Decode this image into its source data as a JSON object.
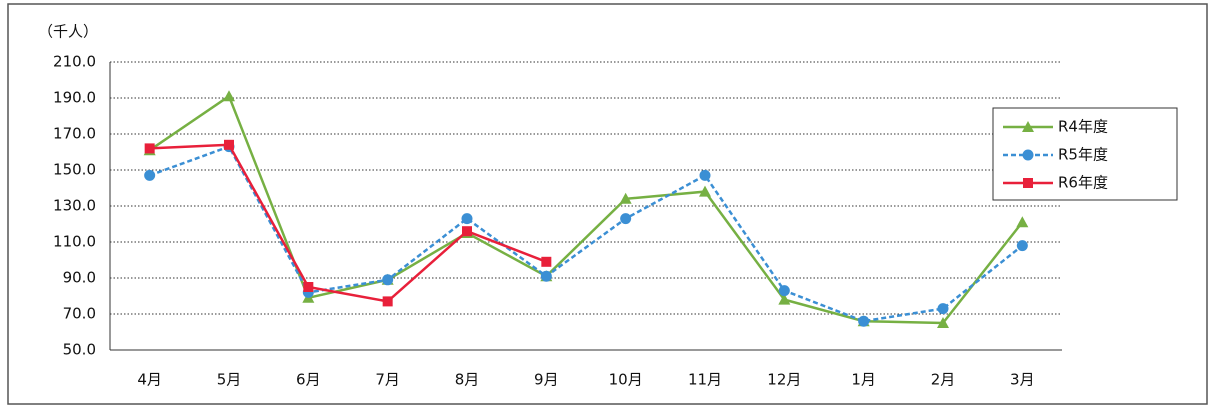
{
  "chart_data": {
    "type": "line",
    "y_unit_label": "（千人）",
    "categories": [
      "4月",
      "5月",
      "6月",
      "7月",
      "8月",
      "9月",
      "10月",
      "11月",
      "12月",
      "1月",
      "2月",
      "3月"
    ],
    "series": [
      {
        "name": "R4年度",
        "color": "#76b043",
        "marker": "triangle",
        "dash": false,
        "values": [
          161,
          191,
          79,
          89,
          115,
          91,
          134,
          138,
          78,
          66,
          65,
          121
        ]
      },
      {
        "name": "R5年度",
        "color": "#3b8fd4",
        "marker": "circle",
        "dash": true,
        "values": [
          147,
          163,
          82,
          89,
          123,
          91,
          123,
          147,
          83,
          66,
          73,
          108
        ]
      },
      {
        "name": "R6年度",
        "color": "#e8203a",
        "marker": "square",
        "dash": false,
        "values": [
          162,
          164,
          85,
          77,
          116,
          99,
          null,
          null,
          null,
          null,
          null,
          null
        ]
      }
    ],
    "ylim": [
      50,
      210
    ],
    "yticks": [
      {
        "value": 50,
        "label": "50.0"
      },
      {
        "value": 70,
        "label": "70.0"
      },
      {
        "value": 90,
        "label": "90.0"
      },
      {
        "value": 110,
        "label": "110.0"
      },
      {
        "value": 130,
        "label": "130.0"
      },
      {
        "value": 150,
        "label": "150.0"
      },
      {
        "value": 170,
        "label": "170.0"
      },
      {
        "value": 190,
        "label": "190.0"
      },
      {
        "value": 210,
        "label": "210.0"
      }
    ],
    "grid": true,
    "legend": "right"
  }
}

########

EXERCISE TASK:
Copy every record above exactly, leaving out any pictures.

THE RESULT:
Decode this image into its source data as a JSON object.
{
  "chart_data": {
    "type": "line",
    "y_unit_label": "（千人）",
    "categories": [
      "4月",
      "5月",
      "6月",
      "7月",
      "8月",
      "9月",
      "10月",
      "11月",
      "12月",
      "1月",
      "2月",
      "3月"
    ],
    "series": [
      {
        "name": "R4年度",
        "color": "#76b043",
        "marker": "triangle",
        "dash": false,
        "values": [
          161,
          191,
          79,
          89,
          115,
          91,
          134,
          138,
          78,
          66,
          65,
          121
        ]
      },
      {
        "name": "R5年度",
        "color": "#3b8fd4",
        "marker": "circle",
        "dash": true,
        "values": [
          147,
          163,
          82,
          89,
          123,
          91,
          123,
          147,
          83,
          66,
          73,
          108
        ]
      },
      {
        "name": "R6年度",
        "color": "#e8203a",
        "marker": "square",
        "dash": false,
        "values": [
          162,
          164,
          85,
          77,
          116,
          99,
          null,
          null,
          null,
          null,
          null,
          null
        ]
      }
    ],
    "ylim": [
      50,
      210
    ],
    "yticks": [
      {
        "value": 50,
        "label": "50.0"
      },
      {
        "value": 70,
        "label": "70.0"
      },
      {
        "value": 90,
        "label": "90.0"
      },
      {
        "value": 110,
        "label": "110.0"
      },
      {
        "value": 130,
        "label": "130.0"
      },
      {
        "value": 150,
        "label": "150.0"
      },
      {
        "value": 170,
        "label": "170.0"
      },
      {
        "value": 190,
        "label": "190.0"
      },
      {
        "value": 210,
        "label": "210.0"
      }
    ],
    "grid": true,
    "legend": "right"
  }
}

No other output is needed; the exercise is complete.